**Written task:**
State how many lines hold the string "结合材料信息可知". Give the number and nothing else.

___ Entries

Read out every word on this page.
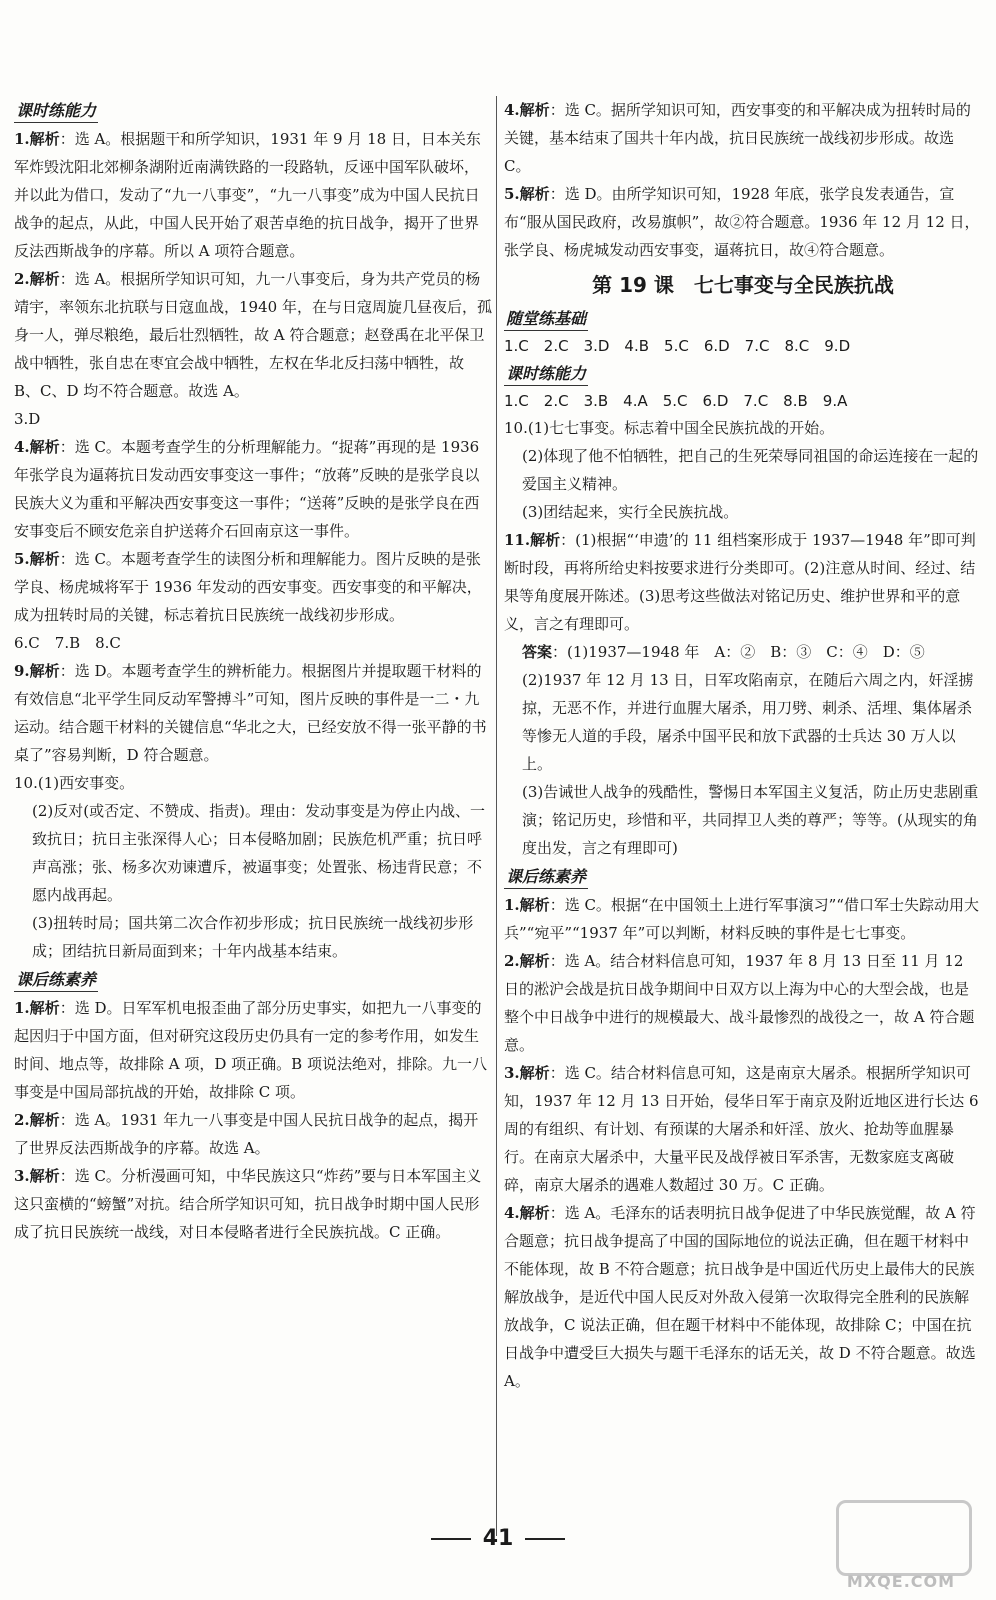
课时练能力

1.解析：选 A。根据题干和所学知识，1931 年 9 月 18 日，日本关东军炸毁沈阳北郊柳条湖附近南满铁路的一段路轨，反诬中国军队破坏，并以此为借口，发动了“九一八事变”，“九一八事变”成为中国人民抗日战争的起点，从此，中国人民开始了艰苦卓绝的抗日战争，揭开了世界反法西斯战争的序幕。所以 A 项符合题意。

2.解析：选 A。根据所学知识可知，九一八事变后，身为共产党员的杨靖宇，率领东北抗联与日寇血战，1940 年，在与日寇周旋几昼夜后，孤身一人，弹尽粮绝，最后壮烈牺牲，故 A 符合题意；赵登禹在北平保卫战中牺牲，张自忠在枣宜会战中牺牲，左权在华北反扫荡中牺牲，故 B、C、D 均不符合题意。故选 A。

3.D

4.解析：选 C。本题考查学生的分析理解能力。“捉蒋”再现的是 1936 年张学良为逼蒋抗日发动西安事变这一事件；“放蒋”反映的是张学良以民族大义为重和平解决西安事变这一事件；“送蒋”反映的是张学良在西安事变后不顾安危亲自护送蒋介石回南京这一事件。

5.解析：选 C。本题考查学生的读图分析和理解能力。图片反映的是张学良、杨虎城将军于 1936 年发动的西安事变。西安事变的和平解决，成为扭转时局的关键，标志着抗日民族统一战线初步形成。

6.C　7.B　8.C

9.解析：选 D。本题考查学生的辨析能力。根据图片并提取题干材料的有效信息“北平学生同反动军警搏斗”可知，图片反映的事件是一二・九运动。结合题干材料的关键信息“华北之大，已经安放不得一张平静的书桌了”容易判断，D 符合题意。

10.(1)西安事变。

(2)反对(或否定、不赞成、指责)。理由：发动事变是为停止内战、一致抗日；抗日主张深得人心；日本侵略加剧；民族危机严重；抗日呼声高涨；张、杨多次劝谏遭斥，被逼事变；处置张、杨违背民意；不愿内战再起。

(3)扭转时局；国共第二次合作初步形成；抗日民族统一战线初步形成；团结抗日新局面到来；十年内战基本结束。

课后练素养

1.解析：选 D。日军军机电报歪曲了部分历史事实，如把九一八事变的起因归于中国方面，但对研究这段历史仍具有一定的参考作用，如发生时间、地点等，故排除 A 项，D 项正确。B 项说法绝对，排除。九一八事变是中国局部抗战的开始，故排除 C 项。

2.解析：选 A。1931 年九一八事变是中国人民抗日战争的起点，揭开了世界反法西斯战争的序幕。故选 A。

3.解析：选 C。分析漫画可知，中华民族这只“炸药”要与日本军国主义这只蛮横的“螃蟹”对抗。结合所学知识可知，抗日战争时期中国人民形成了抗日民族统一战线，对日本侵略者进行全民族抗战。C 正确。

4.解析：选 C。据所学知识可知，西安事变的和平解决成为扭转时局的关键，基本结束了国共十年内战，抗日民族统一战线初步形成。故选 C。

5.解析：选 D。由所学知识可知，1928 年底，张学良发表通告，宣布“服从国民政府，改易旗帜”，故②符合题意。1936 年 12 月 12 日，张学良、杨虎城发动西安事变，逼蒋抗日，故④符合题意。

第 19 课　七七事变与全民族抗战
随堂练基础

1.C　2.C　3.D　4.B　5.C　6.D　7.C　8.C　9.D

课时练能力

1.C　2.C　3.B　4.A　5.C　6.D　7.C　8.B　9.A

10.(1)七七事变。标志着中国全民族抗战的开始。

(2)体现了他不怕牺牲，把自己的生死荣辱同祖国的命运连接在一起的爱国主义精神。

(3)团结起来，实行全民族抗战。

11.解析：(1)根据“‘申遗’的 11 组档案形成于 1937—1948 年”即可判断时段，再将所给史料按要求进行分类即可。(2)注意从时间、经过、结果等角度展开陈述。(3)思考这些做法对铭记历史、维护世界和平的意义，言之有理即可。

答案：(1)1937—1948 年　A：②　B：③　C：④　D：⑤

(2)1937 年 12 月 13 日，日军攻陷南京，在随后六周之内，奸淫掳掠，无恶不作，并进行血腥大屠杀，用刀劈、刺杀、活埋、集体屠杀等惨无人道的手段，屠杀中国平民和放下武器的士兵达 30 万人以上。

(3)告诫世人战争的残酷性，警惕日本军国主义复活，防止历史悲剧重演；铭记历史，珍惜和平，共同捍卫人类的尊严；等等。(从现实的角度出发，言之有理即可)

课后练素养

1.解析：选 C。根据“在中国领土上进行军事演习”“借口军士失踪动用大兵”“宛平”“1937 年”可以判断，材料反映的事件是七七事变。

2.解析：选 A。结合材料信息可知，1937 年 8 月 13 日至 11 月 12 日的淞沪会战是抗日战争期间中日双方以上海为中心的大型会战，也是整个中日战争中进行的规模最大、战斗最惨烈的战役之一，故 A 符合题意。

3.解析：选 C。结合材料信息可知，这是南京大屠杀。根据所学知识可知，1937 年 12 月 13 日开始，侵华日军于南京及附近地区进行长达 6 周的有组织、有计划、有预谋的大屠杀和奸淫、放火、抢劫等血腥暴行。在南京大屠杀中，大量平民及战俘被日军杀害，无数家庭支离破碎，南京大屠杀的遇难人数超过 30 万。C 正确。

4.解析：选 A。毛泽东的话表明抗日战争促进了中华民族觉醒，故 A 符合题意；抗日战争提高了中国的国际地位的说法正确，但在题干材料中不能体现，故 B 不符合题意；抗日战争是中国近代历史上最伟大的民族解放战争，是近代中国人民反对外敌入侵第一次取得完全胜利的民族解放战争，C 说法正确，但在题干材料中不能体现，故排除 C；中国在抗日战争中遭受巨大损失与题干毛泽东的话无关，故 D 不符合题意。故选 A。

41
MXQE.COM
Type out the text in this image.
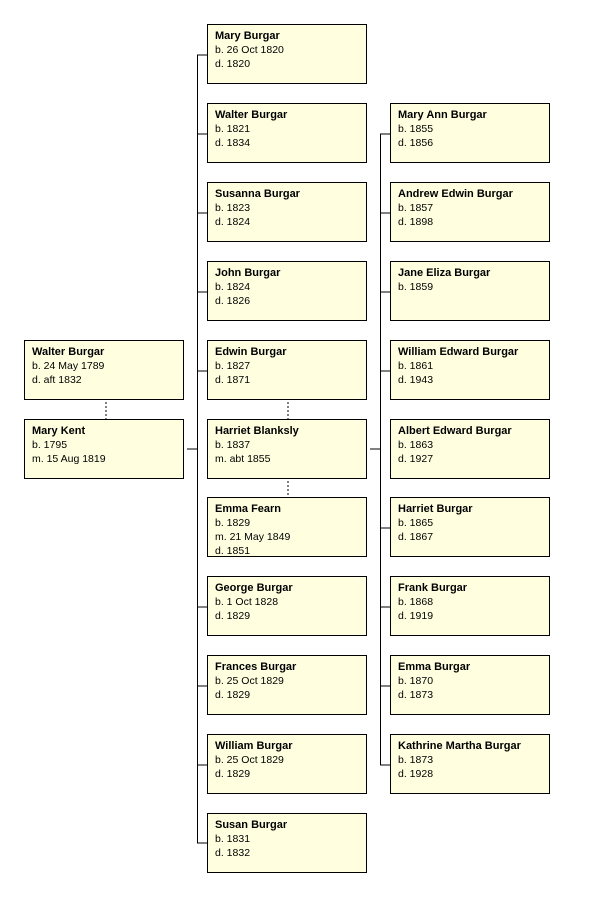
Walter Burgar
b. 24 May 1789
d. aft 1832
Mary Kent
b. 1795
m. 15 Aug 1819
Mary Burgar
b. 26 Oct 1820
d. 1820
Walter Burgar
b. 1821
d. 1834
Susanna Burgar
b. 1823
d. 1824
John Burgar
b. 1824
d. 1826
Edwin Burgar
b. 1827
d. 1871
Harriet Blanksly
b. 1837
m. abt 1855
Emma Fearn
b. 1829
m. 21 May 1849
d. 1851
George Burgar
b. 1 Oct 1828
d. 1829
Frances Burgar
b. 25 Oct 1829
d. 1829
William Burgar
b. 25 Oct 1829
d. 1829
Susan Burgar
b. 1831
d. 1832
Mary Ann Burgar
b. 1855
d. 1856
Andrew Edwin Burgar
b. 1857
d. 1898
Jane Eliza Burgar
b. 1859
William Edward Burgar
b. 1861
d. 1943
Albert Edward Burgar
b. 1863
d. 1927
Harriet Burgar
b. 1865
d. 1867
Frank Burgar
b. 1868
d. 1919
Emma Burgar
b. 1870
d. 1873
Kathrine Martha Burgar
b. 1873
d. 1928
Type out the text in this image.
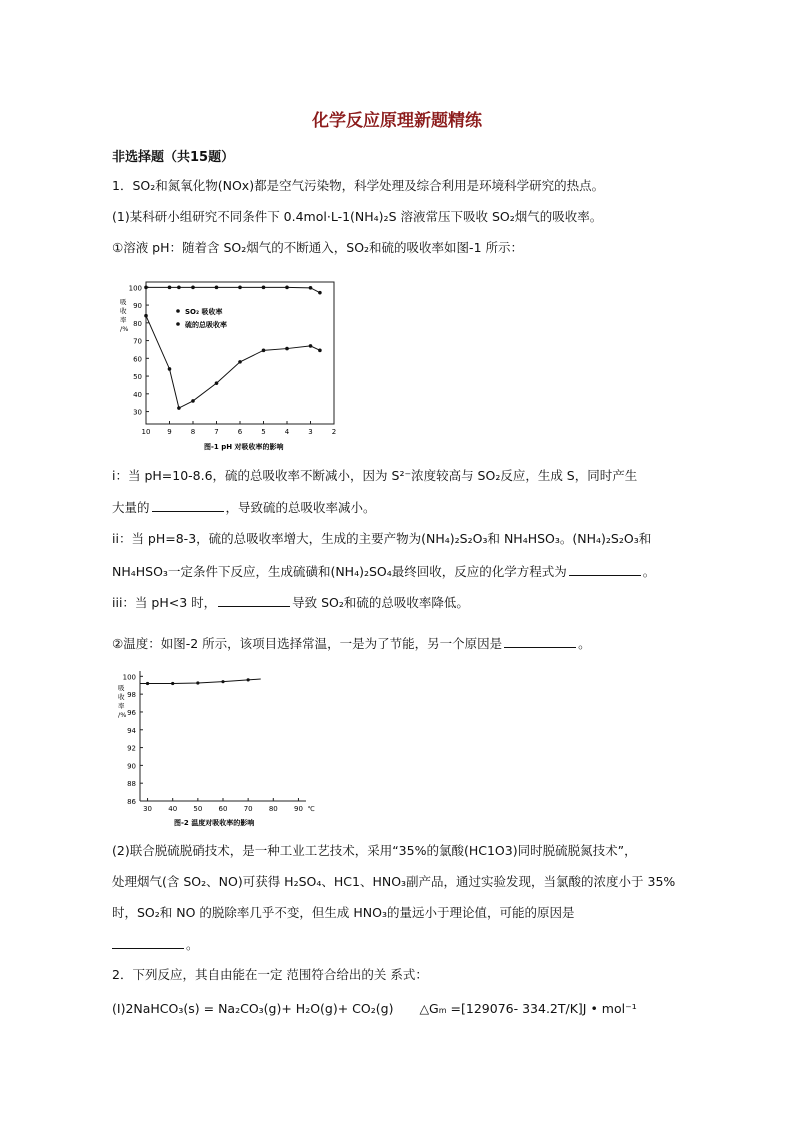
化学反应原理新题精练
非选择题（共15题）
1．SO₂和氮氧化物(NOx)都是空气污染物，科学处理及综合利用是环境科学研究的热点。
(1)某科研小组研究不同条件下 0.4mol·L-1(NH₄)₂S 溶液常压下吸收 SO₂烟气的吸收率。
①溶液 pH：随着含 SO₂烟气的不断通入，SO₂和硫的吸收率如图-1 所示：
30
40
50
60
70
80
90
100
10 9	8	7	6	5	4	3	2
吸
收
率
/%
SO₂ 吸收率
硫的总吸收率
图-1 pH 对吸收率的影响
i：当 pH=10-8.6，硫的总吸收率不断减小，因为 S²⁻浓度较高与 SO₂反应，生成 S，同时产生
大量的	，导致硫的总吸收率减小。
ii：当 pH=8-3，硫的总吸收率增大，生成的主要产物为(NH₄)₂S₂O₃和 NH₄HSO₃。(NH₄)₂S₂O₃和
NH₄HSO₃一定条件下反应，生成硫磺和(NH₄)₂SO₄最终回收，反应的化学方程式为	。
iii：当 pH<3 时，	导致 SO₂和硫的总吸收率降低。
②温度：如图-2 所示，该项目选择常温，一是为了节能，另一个原因是	。
86
88
90
92
94
96
98
100
30 40 50 60 70 80 90 ℃
吸
收
率
/%
图-2 温度对吸收率的影响
(2)联合脱硫脱硝技术，是一种工业工艺技术，采用“35%的氯酸(HC1O3)同时脱硫脱氮技术”，
处理烟气(含 SO₂、NO)可获得 H₂SO₄、HC1、HNO₃副产品，通过实验发现，当氯酸的浓度小于 35%
时，SO₂和 NO 的脱除率几乎不变，但生成 HNO₃的量远小于理论值，可能的原因是
。
2．下列反应，其自由能在一定 范围符合给出的关 系式：
(I)2NaHCO₃(s) = Na₂CO₃(g)+ H₂O(g)+ CO₂(g) △Gm =[129076- 334.2T/K]J • mol⁻¹
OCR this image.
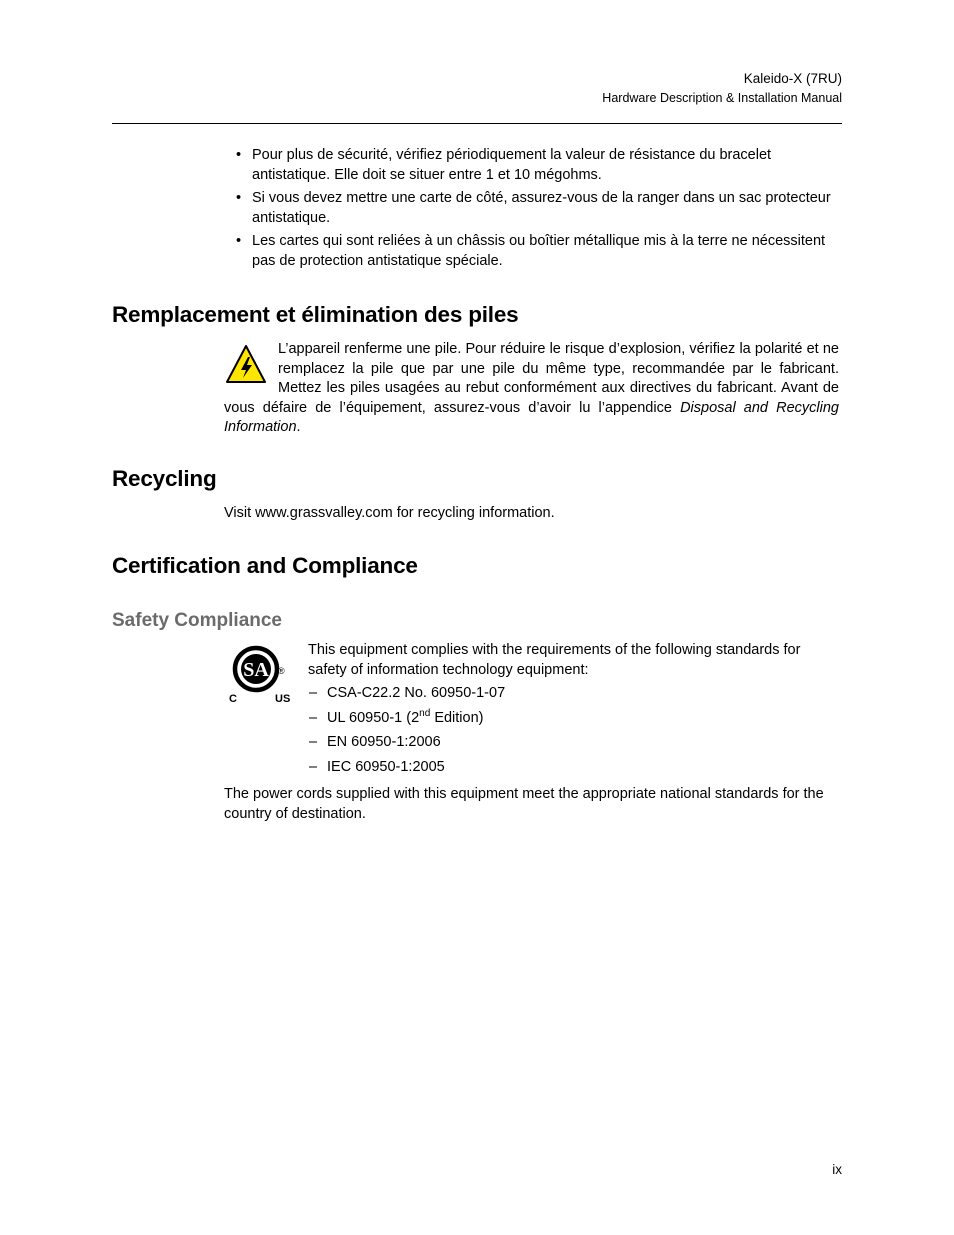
Kaleido-X (7RU)
Hardware Description & Installation Manual
• Pour plus de sécurité, vérifiez périodiquement la valeur de résistance du bracelet antistatique. Elle doit se situer entre 1 et 10 mégohms.
• Si vous devez mettre une carte de côté, assurez-vous de la ranger dans un sac protecteur antistatique.
• Les cartes qui sont reliées à un châssis ou boîtier métallique mis à la terre ne nécessitent pas de protection antistatique spéciale.
Remplacement et élimination des piles
L’appareil renferme une pile. Pour réduire le risque d’explosion, vérifiez la polarité et ne remplacez la pile que par une pile du même type, recommandée par le fabricant. Mettez les piles usagées au rebut conformément aux directives du fabricant. Avant de vous défaire de l’équipement, assurez-vous d’avoir lu l’appendice Disposal and Recycling Information.
Recycling
Visit www.grassvalley.com for recycling information.
Certification and Compliance
Safety Compliance
SA ®
C	US

This equipment complies with the requirements of the following standards for safety of information technology equipment:

– CSA-C22.2 No. 60950-1-07
– UL 60950-1 (2nd Edition)
– EN 60950-1:2006
– IEC 60950-1:2005

The power cords supplied with this equipment meet the appropriate national standards for the country of destination.

ix
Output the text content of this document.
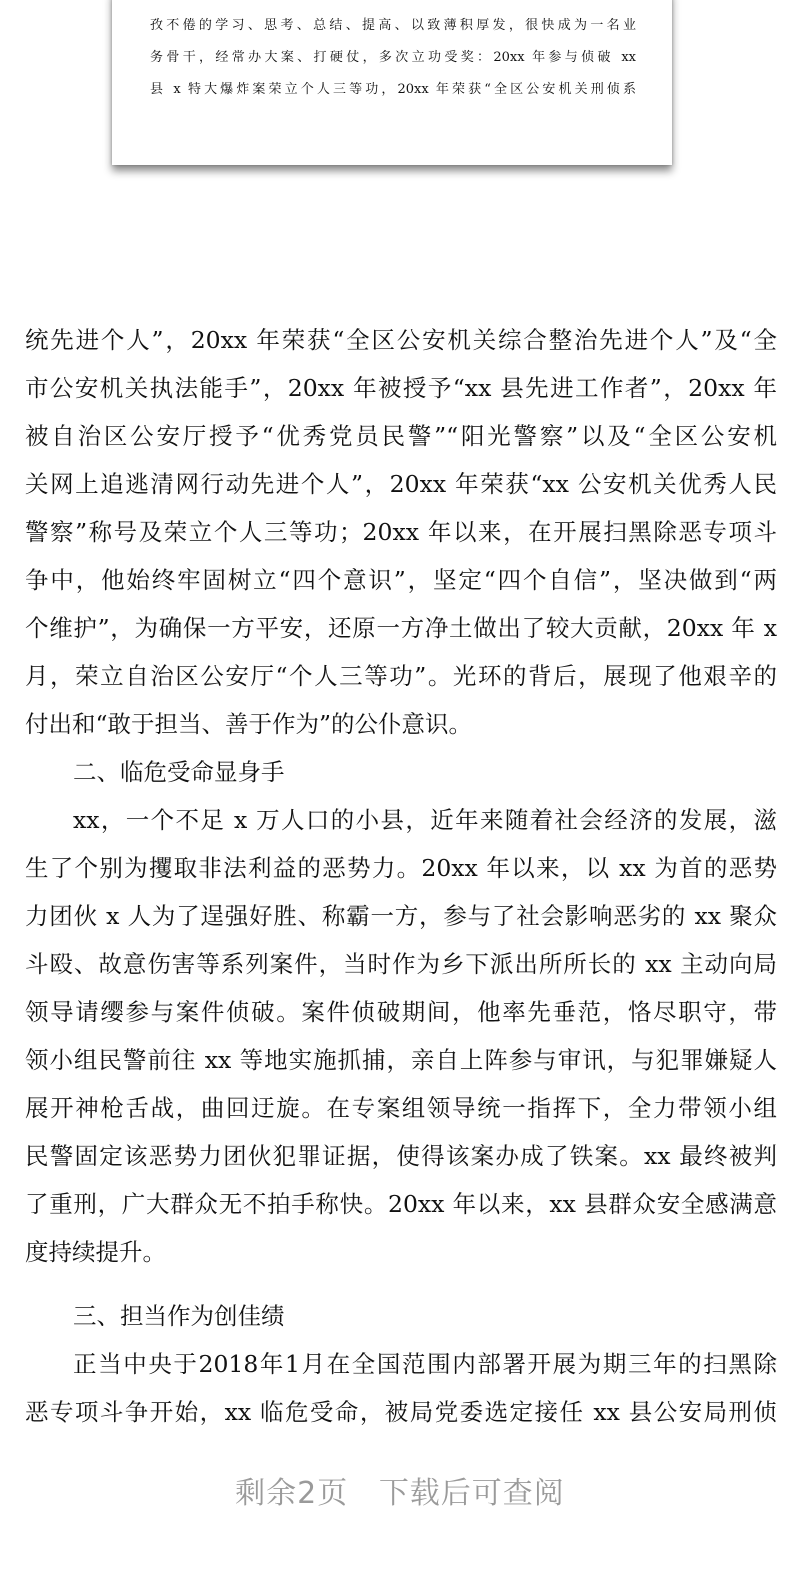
孜不倦的学习、思考、总结、提高、以致薄积厚发，很快成为一名业
务骨干，经常办大案、打硬仗，多次立功受奖：20xx 年参与侦破 xx
县 x 特大爆炸案荣立个人三等功，20xx 年荣获“全区公安机关刑侦系
统先进个人”，20xx 年荣获“全区公安机关综合整治先进个人”及“全
市公安机关执法能手”，20xx 年被授予“xx 县先进工作者”，20xx 年
被自治区公安厅授予“优秀党员民警”“阳光警察”以及“全区公安机
关网上追逃清网行动先进个人”，20xx 年荣获“xx 公安机关优秀人民
警察”称号及荣立个人三等功；20xx 年以来，在开展扫黑除恶专项斗
争中，他始终牢固树立“四个意识”，坚定“四个自信”，坚决做到“两
个维护”，为确保一方平安，还原一方净土做出了较大贡献，20xx 年 x
月，荣立自治区公安厅“个人三等功”。光环的背后，展现了他艰辛的
付出和“敢于担当、善于作为”的公仆意识。
二、临危受命显身手
xx，一个不足 x 万人口的小县，近年来随着社会经济的发展，滋
生了个别为攫取非法利益的恶势力。20xx 年以来，以 xx 为首的恶势
力团伙 x 人为了逞强好胜、称霸一方，参与了社会影响恶劣的 xx 聚众
斗殴、故意伤害等系列案件，当时作为乡下派出所所长的 xx 主动向局
领导请缨参与案件侦破。案件侦破期间，他率先垂范，恪尽职守，带
领小组民警前往 xx 等地实施抓捕，亲自上阵参与审讯，与犯罪嫌疑人
展开神枪舌战，曲回迂旋。在专案组领导统一指挥下，全力带领小组
民警固定该恶势力团伙犯罪证据，使得该案办成了铁案。xx 最终被判
了重刑，广大群众无不拍手称快。20xx 年以来，xx 县群众安全感满意
度持续提升。
三、担当作为创佳绩
正当中央于2018年1月在全国范围内部署开展为期三年的扫黑除
恶专项斗争开始，xx 临危受命，被局党委选定接任 xx 县公安局刑侦
剩余2页 下载后可查阅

______

**Solution to this task:**
2